====== Task material ======

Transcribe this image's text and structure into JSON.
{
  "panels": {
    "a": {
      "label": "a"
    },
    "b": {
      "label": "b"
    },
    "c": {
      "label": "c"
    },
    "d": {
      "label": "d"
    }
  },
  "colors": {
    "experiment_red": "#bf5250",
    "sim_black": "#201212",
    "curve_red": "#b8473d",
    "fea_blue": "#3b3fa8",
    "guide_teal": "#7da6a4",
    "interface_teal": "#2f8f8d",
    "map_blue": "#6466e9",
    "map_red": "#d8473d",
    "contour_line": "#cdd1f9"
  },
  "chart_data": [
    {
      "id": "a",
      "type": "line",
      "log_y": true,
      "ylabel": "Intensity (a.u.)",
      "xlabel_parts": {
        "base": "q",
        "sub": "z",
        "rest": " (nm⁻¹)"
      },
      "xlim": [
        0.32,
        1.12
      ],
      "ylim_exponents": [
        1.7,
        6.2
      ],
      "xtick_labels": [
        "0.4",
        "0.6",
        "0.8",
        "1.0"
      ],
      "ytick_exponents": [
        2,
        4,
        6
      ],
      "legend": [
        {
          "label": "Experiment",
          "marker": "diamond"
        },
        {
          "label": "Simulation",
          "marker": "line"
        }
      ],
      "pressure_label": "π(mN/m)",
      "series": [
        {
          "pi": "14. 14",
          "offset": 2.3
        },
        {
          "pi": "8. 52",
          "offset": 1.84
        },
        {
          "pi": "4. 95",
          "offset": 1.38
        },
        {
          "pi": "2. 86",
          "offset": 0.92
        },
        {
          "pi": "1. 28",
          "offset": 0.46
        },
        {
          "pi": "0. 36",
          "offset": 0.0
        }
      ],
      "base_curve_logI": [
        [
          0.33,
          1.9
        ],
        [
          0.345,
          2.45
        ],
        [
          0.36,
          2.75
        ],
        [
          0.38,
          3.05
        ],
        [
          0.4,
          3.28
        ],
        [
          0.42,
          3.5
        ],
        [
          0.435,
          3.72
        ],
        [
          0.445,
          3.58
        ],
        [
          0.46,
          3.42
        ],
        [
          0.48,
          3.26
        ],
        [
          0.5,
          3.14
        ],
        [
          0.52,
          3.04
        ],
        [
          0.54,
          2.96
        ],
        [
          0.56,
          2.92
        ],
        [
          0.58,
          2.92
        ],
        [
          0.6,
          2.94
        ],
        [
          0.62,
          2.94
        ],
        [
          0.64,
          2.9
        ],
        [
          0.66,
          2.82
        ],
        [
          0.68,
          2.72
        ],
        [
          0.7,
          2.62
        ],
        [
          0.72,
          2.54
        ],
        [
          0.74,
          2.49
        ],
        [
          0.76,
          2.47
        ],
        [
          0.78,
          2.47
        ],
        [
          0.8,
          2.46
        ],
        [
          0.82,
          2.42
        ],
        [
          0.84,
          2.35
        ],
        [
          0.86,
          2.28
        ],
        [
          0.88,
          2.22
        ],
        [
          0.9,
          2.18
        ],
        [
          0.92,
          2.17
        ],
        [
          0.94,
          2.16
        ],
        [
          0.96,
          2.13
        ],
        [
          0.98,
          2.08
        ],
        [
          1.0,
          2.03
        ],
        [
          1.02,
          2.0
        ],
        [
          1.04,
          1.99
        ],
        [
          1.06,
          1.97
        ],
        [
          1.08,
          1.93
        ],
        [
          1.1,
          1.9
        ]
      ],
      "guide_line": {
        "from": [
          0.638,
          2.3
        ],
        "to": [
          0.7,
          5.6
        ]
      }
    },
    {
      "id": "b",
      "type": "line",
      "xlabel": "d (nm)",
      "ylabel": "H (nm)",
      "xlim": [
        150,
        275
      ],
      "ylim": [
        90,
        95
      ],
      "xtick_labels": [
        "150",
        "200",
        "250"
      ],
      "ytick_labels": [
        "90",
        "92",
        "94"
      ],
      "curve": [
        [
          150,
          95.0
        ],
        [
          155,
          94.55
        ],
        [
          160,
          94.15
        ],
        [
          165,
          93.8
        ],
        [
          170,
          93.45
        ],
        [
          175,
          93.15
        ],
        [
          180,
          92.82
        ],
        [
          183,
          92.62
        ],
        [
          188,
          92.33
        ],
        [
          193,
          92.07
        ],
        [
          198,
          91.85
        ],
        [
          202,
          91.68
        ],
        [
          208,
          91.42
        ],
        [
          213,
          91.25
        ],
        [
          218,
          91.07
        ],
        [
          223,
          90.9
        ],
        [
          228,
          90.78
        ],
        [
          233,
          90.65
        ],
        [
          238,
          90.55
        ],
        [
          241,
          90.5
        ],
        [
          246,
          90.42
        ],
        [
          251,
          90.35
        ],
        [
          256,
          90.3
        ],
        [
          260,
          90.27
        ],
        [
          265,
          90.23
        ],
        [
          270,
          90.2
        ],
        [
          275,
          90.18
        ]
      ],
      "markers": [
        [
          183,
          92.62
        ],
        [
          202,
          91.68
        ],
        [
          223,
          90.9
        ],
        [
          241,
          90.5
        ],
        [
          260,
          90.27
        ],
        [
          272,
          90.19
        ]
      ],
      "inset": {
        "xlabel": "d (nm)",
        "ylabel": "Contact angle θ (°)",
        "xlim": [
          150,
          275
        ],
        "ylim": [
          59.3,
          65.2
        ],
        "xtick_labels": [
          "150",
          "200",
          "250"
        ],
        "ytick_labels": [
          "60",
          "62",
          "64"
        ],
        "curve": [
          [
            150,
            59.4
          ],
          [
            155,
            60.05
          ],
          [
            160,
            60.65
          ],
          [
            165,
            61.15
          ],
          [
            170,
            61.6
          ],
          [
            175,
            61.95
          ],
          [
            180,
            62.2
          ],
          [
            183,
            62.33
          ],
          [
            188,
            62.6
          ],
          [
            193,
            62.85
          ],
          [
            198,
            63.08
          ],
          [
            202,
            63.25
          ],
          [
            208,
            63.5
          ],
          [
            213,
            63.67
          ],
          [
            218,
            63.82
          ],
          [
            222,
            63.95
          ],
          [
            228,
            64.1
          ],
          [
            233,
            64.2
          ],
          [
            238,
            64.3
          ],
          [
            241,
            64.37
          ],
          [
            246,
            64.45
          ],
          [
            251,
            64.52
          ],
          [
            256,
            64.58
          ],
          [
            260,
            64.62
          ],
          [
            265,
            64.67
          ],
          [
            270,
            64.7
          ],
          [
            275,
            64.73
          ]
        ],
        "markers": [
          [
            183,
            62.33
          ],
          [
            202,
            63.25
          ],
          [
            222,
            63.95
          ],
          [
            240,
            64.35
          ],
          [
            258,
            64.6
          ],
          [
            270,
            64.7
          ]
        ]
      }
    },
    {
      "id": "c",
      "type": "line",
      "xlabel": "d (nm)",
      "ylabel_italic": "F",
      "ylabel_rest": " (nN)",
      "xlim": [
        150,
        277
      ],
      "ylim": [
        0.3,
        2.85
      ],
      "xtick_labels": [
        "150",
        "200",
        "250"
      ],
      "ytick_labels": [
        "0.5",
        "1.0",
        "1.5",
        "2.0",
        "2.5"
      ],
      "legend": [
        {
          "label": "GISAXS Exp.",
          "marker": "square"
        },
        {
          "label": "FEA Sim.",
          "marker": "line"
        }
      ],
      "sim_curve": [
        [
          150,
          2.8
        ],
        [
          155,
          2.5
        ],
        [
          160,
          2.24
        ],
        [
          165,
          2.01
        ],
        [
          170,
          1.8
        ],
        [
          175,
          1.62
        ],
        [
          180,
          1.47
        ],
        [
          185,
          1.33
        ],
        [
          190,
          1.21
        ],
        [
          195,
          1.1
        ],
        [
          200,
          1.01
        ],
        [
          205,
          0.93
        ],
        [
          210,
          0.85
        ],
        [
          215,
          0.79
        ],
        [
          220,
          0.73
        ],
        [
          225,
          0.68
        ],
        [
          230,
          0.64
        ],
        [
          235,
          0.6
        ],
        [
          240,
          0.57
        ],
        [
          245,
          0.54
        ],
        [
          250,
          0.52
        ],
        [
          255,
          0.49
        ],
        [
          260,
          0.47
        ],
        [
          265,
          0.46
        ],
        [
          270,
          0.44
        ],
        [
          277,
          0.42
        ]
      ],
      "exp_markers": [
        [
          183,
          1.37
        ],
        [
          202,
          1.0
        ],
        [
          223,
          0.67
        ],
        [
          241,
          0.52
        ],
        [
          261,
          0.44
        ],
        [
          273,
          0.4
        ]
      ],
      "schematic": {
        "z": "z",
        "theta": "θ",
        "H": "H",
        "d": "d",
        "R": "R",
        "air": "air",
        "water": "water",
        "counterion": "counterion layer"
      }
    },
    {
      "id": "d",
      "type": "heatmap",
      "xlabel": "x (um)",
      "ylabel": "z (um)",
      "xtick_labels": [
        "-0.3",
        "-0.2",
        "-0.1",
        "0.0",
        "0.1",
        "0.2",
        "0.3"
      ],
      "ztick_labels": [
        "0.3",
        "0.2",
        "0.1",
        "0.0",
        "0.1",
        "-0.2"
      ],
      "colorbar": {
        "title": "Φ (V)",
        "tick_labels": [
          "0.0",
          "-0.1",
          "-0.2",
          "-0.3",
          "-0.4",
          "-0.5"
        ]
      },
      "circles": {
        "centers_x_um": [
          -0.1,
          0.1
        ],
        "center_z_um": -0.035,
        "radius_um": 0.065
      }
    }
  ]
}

======

* What to do
Your answer should be a single number: the count of lines in the listing that contain the word "offset".

* Output of the task
6